* PROBLEM *
In the listing that follows, count each line containing the string "frame" and report only the count.
## Start
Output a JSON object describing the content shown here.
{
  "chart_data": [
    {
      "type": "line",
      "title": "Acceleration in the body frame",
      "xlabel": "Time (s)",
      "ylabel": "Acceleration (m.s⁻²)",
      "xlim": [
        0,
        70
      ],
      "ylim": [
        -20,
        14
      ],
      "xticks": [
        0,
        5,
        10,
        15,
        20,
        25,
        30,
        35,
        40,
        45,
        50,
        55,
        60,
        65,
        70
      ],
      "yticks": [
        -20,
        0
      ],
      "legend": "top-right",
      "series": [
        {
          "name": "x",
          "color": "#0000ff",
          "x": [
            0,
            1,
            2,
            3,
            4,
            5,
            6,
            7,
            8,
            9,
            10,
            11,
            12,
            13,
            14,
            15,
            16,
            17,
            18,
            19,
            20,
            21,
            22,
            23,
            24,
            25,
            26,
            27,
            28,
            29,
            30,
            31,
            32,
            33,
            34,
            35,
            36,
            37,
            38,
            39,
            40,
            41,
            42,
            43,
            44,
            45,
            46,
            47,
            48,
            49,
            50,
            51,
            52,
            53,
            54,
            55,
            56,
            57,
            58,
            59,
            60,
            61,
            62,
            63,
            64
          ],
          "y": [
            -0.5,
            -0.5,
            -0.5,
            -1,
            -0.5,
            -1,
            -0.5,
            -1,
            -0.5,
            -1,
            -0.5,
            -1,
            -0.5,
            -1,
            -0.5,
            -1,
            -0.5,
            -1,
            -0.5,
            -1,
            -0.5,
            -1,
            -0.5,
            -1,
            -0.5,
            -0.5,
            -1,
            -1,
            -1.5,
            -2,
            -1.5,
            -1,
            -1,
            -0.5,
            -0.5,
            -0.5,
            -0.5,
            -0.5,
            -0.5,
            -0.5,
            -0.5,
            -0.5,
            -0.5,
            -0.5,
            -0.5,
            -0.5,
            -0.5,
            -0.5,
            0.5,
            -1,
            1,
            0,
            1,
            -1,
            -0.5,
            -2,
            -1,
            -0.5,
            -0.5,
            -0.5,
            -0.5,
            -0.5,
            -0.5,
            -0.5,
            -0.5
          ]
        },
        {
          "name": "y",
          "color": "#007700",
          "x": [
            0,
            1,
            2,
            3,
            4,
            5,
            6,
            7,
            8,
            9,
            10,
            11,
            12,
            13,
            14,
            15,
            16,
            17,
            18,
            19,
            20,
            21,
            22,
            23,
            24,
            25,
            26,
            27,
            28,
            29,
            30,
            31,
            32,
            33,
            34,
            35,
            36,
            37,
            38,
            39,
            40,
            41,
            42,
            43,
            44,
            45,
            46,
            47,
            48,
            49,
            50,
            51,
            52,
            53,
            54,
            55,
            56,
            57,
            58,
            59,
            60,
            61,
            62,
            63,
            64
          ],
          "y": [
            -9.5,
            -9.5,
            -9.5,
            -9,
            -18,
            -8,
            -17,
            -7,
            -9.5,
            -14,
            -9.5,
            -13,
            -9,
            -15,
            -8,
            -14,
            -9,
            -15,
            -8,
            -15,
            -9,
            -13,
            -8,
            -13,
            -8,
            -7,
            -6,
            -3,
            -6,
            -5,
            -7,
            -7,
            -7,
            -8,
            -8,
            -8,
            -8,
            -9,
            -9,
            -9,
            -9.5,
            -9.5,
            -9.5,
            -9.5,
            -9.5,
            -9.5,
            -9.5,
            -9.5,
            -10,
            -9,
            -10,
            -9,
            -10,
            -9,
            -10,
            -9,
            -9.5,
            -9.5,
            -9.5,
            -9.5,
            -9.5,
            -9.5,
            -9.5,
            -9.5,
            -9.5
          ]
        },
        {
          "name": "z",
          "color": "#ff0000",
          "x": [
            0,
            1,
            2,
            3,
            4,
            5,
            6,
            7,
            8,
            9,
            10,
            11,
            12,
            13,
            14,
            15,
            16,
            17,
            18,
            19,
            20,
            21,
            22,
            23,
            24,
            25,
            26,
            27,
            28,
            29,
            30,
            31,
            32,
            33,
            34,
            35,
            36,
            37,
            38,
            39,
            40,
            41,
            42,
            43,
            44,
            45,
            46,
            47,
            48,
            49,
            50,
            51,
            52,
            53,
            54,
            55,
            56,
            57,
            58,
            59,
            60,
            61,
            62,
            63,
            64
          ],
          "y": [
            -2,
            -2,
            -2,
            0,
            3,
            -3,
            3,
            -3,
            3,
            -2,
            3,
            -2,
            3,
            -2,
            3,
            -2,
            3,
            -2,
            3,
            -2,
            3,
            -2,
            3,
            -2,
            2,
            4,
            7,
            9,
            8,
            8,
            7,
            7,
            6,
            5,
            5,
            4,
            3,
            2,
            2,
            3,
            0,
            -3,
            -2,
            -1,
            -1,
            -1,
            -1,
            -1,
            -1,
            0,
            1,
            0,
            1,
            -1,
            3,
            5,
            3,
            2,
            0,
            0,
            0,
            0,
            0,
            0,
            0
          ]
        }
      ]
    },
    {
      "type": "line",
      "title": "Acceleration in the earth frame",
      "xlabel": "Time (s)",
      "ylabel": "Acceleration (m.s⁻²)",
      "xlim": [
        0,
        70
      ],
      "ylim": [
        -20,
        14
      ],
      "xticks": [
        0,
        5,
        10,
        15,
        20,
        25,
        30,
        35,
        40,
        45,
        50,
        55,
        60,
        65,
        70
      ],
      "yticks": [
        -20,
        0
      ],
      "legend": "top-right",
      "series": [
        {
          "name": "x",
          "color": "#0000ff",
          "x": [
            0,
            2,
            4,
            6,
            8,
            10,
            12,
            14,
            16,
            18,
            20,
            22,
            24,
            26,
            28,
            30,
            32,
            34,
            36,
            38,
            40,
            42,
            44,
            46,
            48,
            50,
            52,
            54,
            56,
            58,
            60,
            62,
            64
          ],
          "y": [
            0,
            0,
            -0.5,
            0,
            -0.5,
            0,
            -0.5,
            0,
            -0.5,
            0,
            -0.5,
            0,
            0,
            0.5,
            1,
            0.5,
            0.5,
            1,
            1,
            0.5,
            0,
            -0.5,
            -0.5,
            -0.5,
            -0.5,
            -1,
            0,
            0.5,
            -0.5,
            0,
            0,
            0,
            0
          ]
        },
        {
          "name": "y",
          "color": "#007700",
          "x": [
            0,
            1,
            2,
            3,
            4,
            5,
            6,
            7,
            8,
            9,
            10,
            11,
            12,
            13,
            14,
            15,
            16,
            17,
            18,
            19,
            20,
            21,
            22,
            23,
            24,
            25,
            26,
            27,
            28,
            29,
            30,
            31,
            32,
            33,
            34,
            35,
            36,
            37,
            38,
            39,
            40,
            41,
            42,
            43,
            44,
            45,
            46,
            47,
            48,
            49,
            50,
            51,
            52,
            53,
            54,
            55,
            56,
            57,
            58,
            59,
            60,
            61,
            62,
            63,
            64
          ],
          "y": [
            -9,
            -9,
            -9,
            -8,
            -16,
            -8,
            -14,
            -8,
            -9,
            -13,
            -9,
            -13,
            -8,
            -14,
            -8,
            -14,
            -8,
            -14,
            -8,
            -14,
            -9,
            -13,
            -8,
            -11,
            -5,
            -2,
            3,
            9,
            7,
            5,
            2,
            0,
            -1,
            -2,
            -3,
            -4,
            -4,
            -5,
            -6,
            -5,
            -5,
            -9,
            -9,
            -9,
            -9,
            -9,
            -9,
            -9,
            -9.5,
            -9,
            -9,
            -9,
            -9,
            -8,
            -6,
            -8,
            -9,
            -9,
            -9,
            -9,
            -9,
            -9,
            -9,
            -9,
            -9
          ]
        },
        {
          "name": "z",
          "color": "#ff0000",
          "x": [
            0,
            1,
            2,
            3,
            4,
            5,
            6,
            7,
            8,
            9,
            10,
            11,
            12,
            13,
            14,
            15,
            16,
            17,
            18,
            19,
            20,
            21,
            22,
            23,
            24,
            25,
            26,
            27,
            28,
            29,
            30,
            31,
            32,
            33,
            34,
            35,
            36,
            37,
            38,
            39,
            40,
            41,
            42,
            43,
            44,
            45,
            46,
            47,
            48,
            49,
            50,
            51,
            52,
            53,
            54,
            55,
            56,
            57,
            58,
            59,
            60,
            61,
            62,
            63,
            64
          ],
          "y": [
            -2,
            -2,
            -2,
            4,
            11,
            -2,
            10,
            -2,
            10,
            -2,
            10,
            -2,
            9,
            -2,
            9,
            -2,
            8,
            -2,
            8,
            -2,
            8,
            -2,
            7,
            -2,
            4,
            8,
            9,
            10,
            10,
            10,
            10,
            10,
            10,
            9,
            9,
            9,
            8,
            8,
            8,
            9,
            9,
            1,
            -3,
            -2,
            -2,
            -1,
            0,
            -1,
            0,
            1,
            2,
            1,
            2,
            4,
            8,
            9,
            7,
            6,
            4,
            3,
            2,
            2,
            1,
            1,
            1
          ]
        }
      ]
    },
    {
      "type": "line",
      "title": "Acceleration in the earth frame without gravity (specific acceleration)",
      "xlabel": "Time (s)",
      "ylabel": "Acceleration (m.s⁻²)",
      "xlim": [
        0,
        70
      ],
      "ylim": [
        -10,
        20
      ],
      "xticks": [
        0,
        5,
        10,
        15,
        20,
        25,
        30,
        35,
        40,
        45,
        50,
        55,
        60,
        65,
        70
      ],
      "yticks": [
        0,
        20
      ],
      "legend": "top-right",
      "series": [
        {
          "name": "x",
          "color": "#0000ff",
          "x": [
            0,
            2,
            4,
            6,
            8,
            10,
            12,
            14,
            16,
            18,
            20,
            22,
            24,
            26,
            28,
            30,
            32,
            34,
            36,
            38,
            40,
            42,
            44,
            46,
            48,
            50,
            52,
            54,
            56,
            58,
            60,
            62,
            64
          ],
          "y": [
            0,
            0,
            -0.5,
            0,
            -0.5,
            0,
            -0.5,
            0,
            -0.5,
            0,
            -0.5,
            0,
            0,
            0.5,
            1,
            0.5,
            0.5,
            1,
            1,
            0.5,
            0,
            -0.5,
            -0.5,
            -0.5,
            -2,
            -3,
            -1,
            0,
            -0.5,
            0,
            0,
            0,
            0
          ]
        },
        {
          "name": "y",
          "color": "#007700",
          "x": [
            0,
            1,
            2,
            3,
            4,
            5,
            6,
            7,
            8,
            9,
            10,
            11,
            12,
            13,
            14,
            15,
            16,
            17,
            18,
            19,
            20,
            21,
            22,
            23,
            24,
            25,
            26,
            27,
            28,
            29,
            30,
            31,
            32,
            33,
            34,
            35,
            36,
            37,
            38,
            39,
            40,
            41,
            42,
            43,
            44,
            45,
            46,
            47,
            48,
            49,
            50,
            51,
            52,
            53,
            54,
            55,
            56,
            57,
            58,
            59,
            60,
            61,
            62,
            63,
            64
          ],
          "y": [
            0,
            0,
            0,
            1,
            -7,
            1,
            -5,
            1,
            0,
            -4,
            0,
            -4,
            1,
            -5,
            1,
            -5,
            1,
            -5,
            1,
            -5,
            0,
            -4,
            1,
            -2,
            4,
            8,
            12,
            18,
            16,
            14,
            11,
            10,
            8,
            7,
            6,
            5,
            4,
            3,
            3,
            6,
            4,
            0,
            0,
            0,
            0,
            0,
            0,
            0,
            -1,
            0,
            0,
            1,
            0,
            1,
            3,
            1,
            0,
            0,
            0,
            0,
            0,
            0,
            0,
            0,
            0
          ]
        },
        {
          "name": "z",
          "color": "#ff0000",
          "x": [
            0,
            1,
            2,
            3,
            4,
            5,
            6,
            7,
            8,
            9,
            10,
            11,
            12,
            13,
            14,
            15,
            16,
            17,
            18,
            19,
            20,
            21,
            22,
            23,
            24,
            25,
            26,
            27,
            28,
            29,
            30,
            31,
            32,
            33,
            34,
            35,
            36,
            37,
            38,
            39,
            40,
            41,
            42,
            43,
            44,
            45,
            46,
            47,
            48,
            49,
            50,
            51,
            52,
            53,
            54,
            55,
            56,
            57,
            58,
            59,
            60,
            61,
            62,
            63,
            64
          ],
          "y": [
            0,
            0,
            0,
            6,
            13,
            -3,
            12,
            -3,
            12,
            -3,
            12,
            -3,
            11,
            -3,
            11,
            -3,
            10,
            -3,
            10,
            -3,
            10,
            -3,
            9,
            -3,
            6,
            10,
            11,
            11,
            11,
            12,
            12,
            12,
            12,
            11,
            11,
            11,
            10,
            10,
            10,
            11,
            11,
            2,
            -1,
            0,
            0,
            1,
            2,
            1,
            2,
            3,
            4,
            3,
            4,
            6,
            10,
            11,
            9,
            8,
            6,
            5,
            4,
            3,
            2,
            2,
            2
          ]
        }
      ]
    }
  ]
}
## End
* OUTPUT *
3